▶ [SHORT PROBLEM]:
The records below are to be copied word for word, with every picture left out.
** Start DATA ROWS **
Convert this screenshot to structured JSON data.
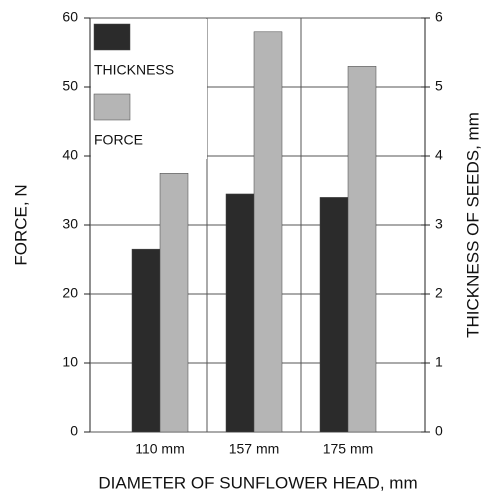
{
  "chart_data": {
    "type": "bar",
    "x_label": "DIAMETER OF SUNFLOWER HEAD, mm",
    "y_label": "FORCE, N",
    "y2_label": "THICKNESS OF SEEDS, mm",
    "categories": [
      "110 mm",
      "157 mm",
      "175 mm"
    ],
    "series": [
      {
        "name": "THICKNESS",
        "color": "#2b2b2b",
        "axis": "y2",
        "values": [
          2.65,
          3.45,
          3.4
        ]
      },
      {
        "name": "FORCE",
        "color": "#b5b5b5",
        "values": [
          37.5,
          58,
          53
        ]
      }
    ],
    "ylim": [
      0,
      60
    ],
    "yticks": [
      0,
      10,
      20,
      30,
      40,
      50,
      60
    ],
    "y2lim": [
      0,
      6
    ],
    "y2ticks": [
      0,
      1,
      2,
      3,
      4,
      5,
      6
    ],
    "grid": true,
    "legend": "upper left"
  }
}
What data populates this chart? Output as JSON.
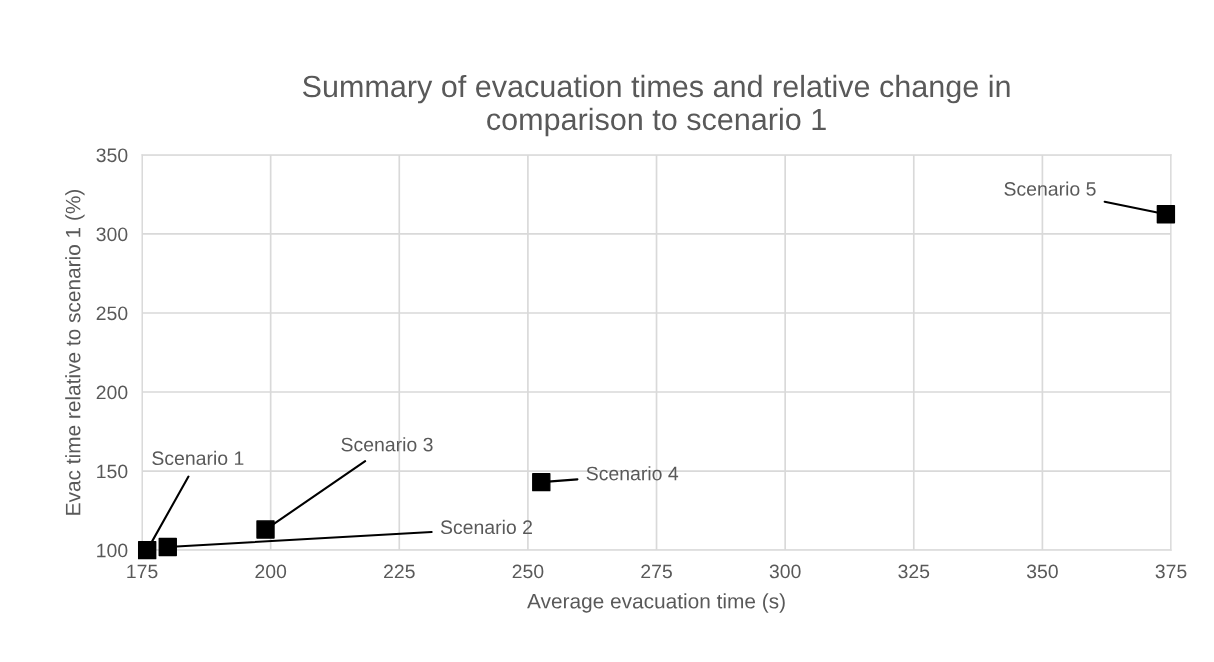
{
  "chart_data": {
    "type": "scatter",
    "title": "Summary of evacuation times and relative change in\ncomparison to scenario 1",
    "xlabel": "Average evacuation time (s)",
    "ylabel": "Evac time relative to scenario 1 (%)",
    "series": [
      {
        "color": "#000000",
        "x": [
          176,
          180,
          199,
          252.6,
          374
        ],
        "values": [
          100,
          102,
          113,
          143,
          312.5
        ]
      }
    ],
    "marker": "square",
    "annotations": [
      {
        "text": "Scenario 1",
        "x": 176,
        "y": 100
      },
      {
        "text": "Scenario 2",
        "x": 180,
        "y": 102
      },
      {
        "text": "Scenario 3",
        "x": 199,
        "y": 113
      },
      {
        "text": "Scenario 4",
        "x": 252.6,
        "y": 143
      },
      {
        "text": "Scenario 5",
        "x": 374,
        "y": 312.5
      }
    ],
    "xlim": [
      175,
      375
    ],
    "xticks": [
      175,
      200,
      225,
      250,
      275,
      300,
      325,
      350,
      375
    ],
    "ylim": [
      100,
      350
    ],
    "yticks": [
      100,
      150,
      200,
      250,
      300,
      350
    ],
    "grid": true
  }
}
** End DATA ROWS **
▶ [REPLY TO THE EXERCISE]:
Convert this screenshot to structured JSON data.
{
  "chart_data": {
    "type": "bar",
    "x_label": "DIAMETER OF SUNFLOWER HEAD, mm",
    "y_label": "FORCE, N",
    "y2_label": "THICKNESS OF SEEDS, mm",
    "categories": [
      "110 mm",
      "157 mm",
      "175 mm"
    ],
    "series": [
      {
        "name": "THICKNESS",
        "color": "#2b2b2b",
        "axis": "y2",
        "values": [
          2.65,
          3.45,
          3.4
        ]
      },
      {
        "name": "FORCE",
        "color": "#b5b5b5",
        "values": [
          37.5,
          58,
          53
        ]
      }
    ],
    "ylim": [
      0,
      60
    ],
    "yticks": [
      0,
      10,
      20,
      30,
      40,
      50,
      60
    ],
    "y2lim": [
      0,
      6
    ],
    "y2ticks": [
      0,
      1,
      2,
      3,
      4,
      5,
      6
    ],
    "grid": true,
    "legend": "upper left"
  }
}
What data populates this chart? Output as JSON.
{
  "chart_data": {
    "type": "scatter",
    "title": "Summary of evacuation times and relative change in\ncomparison to scenario 1",
    "xlabel": "Average evacuation time (s)",
    "ylabel": "Evac time relative to scenario 1 (%)",
    "series": [
      {
        "color": "#000000",
        "x": [
          176,
          180,
          199,
          252.6,
          374
        ],
        "values": [
          100,
          102,
          113,
          143,
          312.5
        ]
      }
    ],
    "marker": "square",
    "annotations": [
      {
        "text": "Scenario 1",
        "x": 176,
        "y": 100
      },
      {
        "text": "Scenario 2",
        "x": 180,
        "y": 102
      },
      {
        "text": "Scenario 3",
        "x": 199,
        "y": 113
      },
      {
        "text": "Scenario 4",
        "x": 252.6,
        "y": 143
      },
      {
        "text": "Scenario 5",
        "x": 374,
        "y": 312.5
      }
    ],
    "xlim": [
      175,
      375
    ],
    "xticks": [
      175,
      200,
      225,
      250,
      275,
      300,
      325,
      350,
      375
    ],
    "ylim": [
      100,
      350
    ],
    "yticks": [
      100,
      150,
      200,
      250,
      300,
      350
    ],
    "grid": true
  }
}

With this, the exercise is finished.